---------- Extracted material

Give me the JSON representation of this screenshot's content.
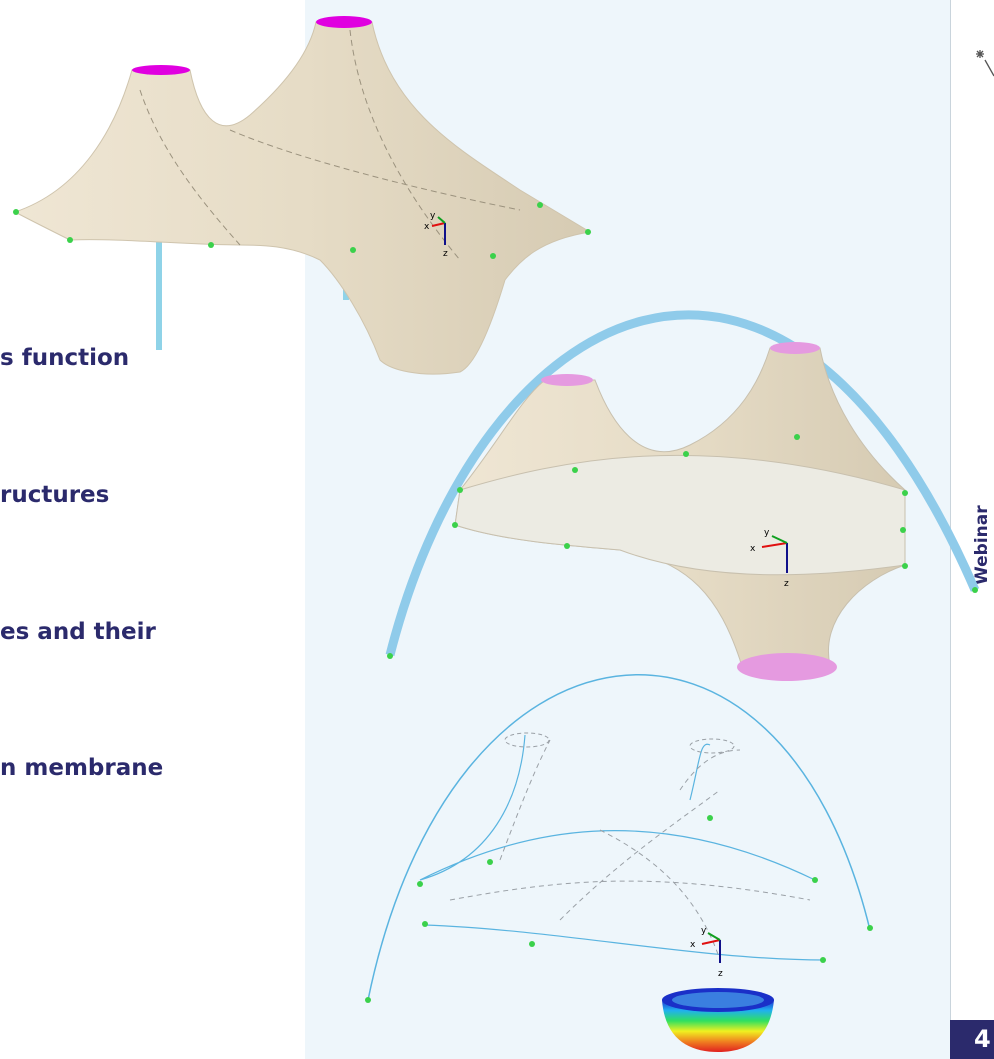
{
  "slide": {
    "bullets": [
      "s function",
      "ructures",
      "es and their",
      "n membrane"
    ],
    "side_label": "Webinar",
    "page_number": "4",
    "axis_labels": [
      "x",
      "y",
      "z"
    ]
  }
}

--------------------

_Required task_
Pictures are not part of the copy; output everything else in the records exactly.

_Task answer_
Give me the JSON representation of this screenshot's content.
{
  "slide": {
    "bullets": [
      "s function",
      "ructures",
      "es and their",
      "n membrane"
    ],
    "side_label": "Webinar",
    "page_number": "4",
    "axis_labels": [
      "x",
      "y",
      "z"
    ]
  }
}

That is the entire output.